(Chart and figure data)
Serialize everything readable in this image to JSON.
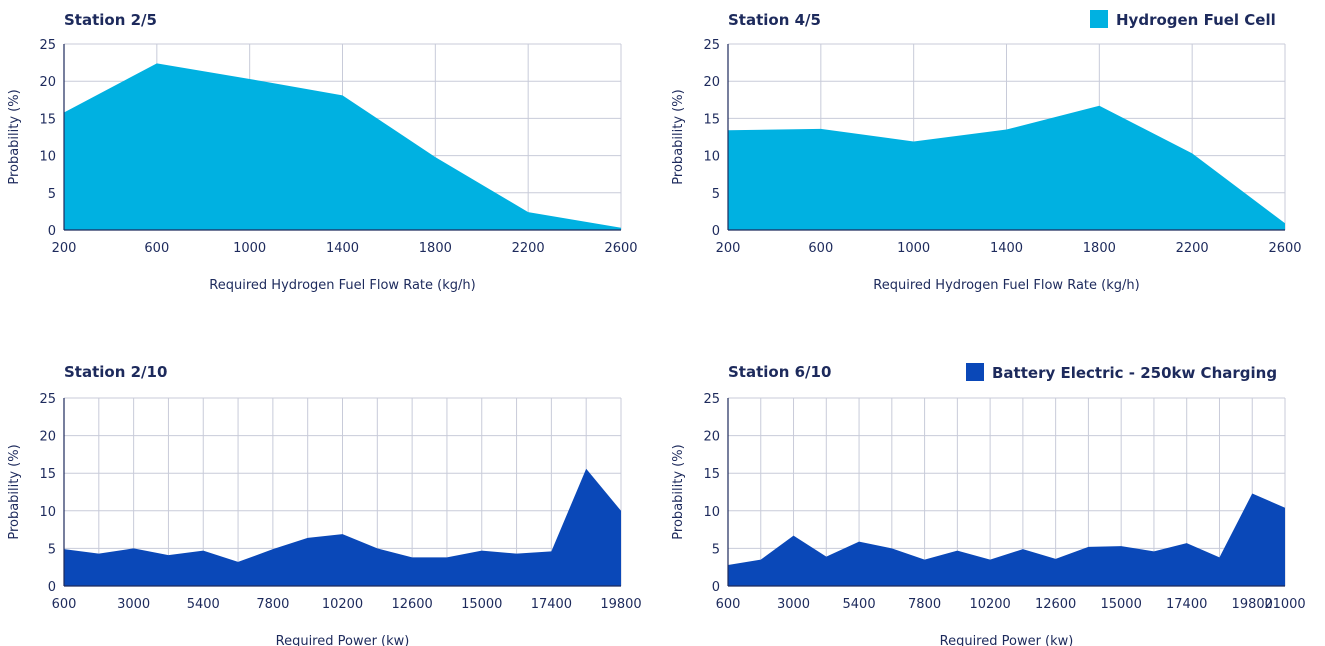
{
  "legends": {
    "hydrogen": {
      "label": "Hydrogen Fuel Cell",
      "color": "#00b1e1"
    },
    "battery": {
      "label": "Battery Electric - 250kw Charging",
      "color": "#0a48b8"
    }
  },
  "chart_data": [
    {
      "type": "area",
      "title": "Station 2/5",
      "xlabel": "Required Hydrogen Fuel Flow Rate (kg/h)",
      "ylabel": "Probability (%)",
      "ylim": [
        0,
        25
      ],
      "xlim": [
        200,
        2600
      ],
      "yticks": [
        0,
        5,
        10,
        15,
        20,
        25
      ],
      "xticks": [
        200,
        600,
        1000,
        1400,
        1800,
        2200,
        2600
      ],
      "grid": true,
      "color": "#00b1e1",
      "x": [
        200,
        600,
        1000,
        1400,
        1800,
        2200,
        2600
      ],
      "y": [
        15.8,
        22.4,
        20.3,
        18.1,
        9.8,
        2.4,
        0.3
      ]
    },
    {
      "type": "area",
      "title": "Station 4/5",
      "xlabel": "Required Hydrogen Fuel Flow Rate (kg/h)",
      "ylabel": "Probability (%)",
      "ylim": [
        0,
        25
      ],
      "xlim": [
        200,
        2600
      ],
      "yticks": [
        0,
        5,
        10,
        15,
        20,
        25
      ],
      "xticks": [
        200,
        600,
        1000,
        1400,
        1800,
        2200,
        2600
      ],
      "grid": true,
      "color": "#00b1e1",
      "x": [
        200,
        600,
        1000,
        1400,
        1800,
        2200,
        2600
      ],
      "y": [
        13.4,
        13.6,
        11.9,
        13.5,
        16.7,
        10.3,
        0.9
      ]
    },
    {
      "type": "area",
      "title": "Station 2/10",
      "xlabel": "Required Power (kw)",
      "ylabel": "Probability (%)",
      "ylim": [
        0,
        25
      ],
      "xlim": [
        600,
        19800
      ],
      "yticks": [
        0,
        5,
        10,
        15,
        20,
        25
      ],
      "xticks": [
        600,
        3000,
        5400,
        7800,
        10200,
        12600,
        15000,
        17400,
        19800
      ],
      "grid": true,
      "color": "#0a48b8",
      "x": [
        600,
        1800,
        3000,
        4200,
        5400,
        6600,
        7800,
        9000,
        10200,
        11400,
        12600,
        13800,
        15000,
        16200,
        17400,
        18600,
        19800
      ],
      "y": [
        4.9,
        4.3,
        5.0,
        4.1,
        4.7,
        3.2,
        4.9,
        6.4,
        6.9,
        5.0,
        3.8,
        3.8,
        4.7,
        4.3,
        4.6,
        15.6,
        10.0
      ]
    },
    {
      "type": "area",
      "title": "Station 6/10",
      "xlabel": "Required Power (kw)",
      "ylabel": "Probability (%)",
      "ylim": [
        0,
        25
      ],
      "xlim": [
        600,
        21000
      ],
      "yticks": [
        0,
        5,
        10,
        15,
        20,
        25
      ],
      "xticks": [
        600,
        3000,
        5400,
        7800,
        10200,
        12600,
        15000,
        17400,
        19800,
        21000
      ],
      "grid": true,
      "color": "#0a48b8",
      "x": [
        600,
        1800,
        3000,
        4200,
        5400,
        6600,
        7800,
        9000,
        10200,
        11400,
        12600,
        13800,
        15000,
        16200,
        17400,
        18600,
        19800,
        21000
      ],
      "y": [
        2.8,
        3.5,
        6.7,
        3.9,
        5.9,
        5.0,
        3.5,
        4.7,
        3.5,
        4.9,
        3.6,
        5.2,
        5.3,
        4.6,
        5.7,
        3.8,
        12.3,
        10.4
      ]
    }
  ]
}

_Problem statement_
Output all of the entries verbatim, leaving out any images.

_Answer to this task_
Serialize everything readable in this image to JSON.
{
  "legends": {
    "hydrogen": {
      "label": "Hydrogen Fuel Cell",
      "color": "#00b1e1"
    },
    "battery": {
      "label": "Battery Electric - 250kw Charging",
      "color": "#0a48b8"
    }
  },
  "chart_data": [
    {
      "type": "area",
      "title": "Station 2/5",
      "xlabel": "Required Hydrogen Fuel Flow Rate (kg/h)",
      "ylabel": "Probability (%)",
      "ylim": [
        0,
        25
      ],
      "xlim": [
        200,
        2600
      ],
      "yticks": [
        0,
        5,
        10,
        15,
        20,
        25
      ],
      "xticks": [
        200,
        600,
        1000,
        1400,
        1800,
        2200,
        2600
      ],
      "grid": true,
      "color": "#00b1e1",
      "x": [
        200,
        600,
        1000,
        1400,
        1800,
        2200,
        2600
      ],
      "y": [
        15.8,
        22.4,
        20.3,
        18.1,
        9.8,
        2.4,
        0.3
      ]
    },
    {
      "type": "area",
      "title": "Station 4/5",
      "xlabel": "Required Hydrogen Fuel Flow Rate (kg/h)",
      "ylabel": "Probability (%)",
      "ylim": [
        0,
        25
      ],
      "xlim": [
        200,
        2600
      ],
      "yticks": [
        0,
        5,
        10,
        15,
        20,
        25
      ],
      "xticks": [
        200,
        600,
        1000,
        1400,
        1800,
        2200,
        2600
      ],
      "grid": true,
      "color": "#00b1e1",
      "x": [
        200,
        600,
        1000,
        1400,
        1800,
        2200,
        2600
      ],
      "y": [
        13.4,
        13.6,
        11.9,
        13.5,
        16.7,
        10.3,
        0.9
      ]
    },
    {
      "type": "area",
      "title": "Station 2/10",
      "xlabel": "Required Power (kw)",
      "ylabel": "Probability (%)",
      "ylim": [
        0,
        25
      ],
      "xlim": [
        600,
        19800
      ],
      "yticks": [
        0,
        5,
        10,
        15,
        20,
        25
      ],
      "xticks": [
        600,
        3000,
        5400,
        7800,
        10200,
        12600,
        15000,
        17400,
        19800
      ],
      "grid": true,
      "color": "#0a48b8",
      "x": [
        600,
        1800,
        3000,
        4200,
        5400,
        6600,
        7800,
        9000,
        10200,
        11400,
        12600,
        13800,
        15000,
        16200,
        17400,
        18600,
        19800
      ],
      "y": [
        4.9,
        4.3,
        5.0,
        4.1,
        4.7,
        3.2,
        4.9,
        6.4,
        6.9,
        5.0,
        3.8,
        3.8,
        4.7,
        4.3,
        4.6,
        15.6,
        10.0
      ]
    },
    {
      "type": "area",
      "title": "Station 6/10",
      "xlabel": "Required Power (kw)",
      "ylabel": "Probability (%)",
      "ylim": [
        0,
        25
      ],
      "xlim": [
        600,
        21000
      ],
      "yticks": [
        0,
        5,
        10,
        15,
        20,
        25
      ],
      "xticks": [
        600,
        3000,
        5400,
        7800,
        10200,
        12600,
        15000,
        17400,
        19800,
        21000
      ],
      "grid": true,
      "color": "#0a48b8",
      "x": [
        600,
        1800,
        3000,
        4200,
        5400,
        6600,
        7800,
        9000,
        10200,
        11400,
        12600,
        13800,
        15000,
        16200,
        17400,
        18600,
        19800,
        21000
      ],
      "y": [
        2.8,
        3.5,
        6.7,
        3.9,
        5.9,
        5.0,
        3.5,
        4.7,
        3.5,
        4.9,
        3.6,
        5.2,
        5.3,
        4.6,
        5.7,
        3.8,
        12.3,
        10.4
      ]
    }
  ]
}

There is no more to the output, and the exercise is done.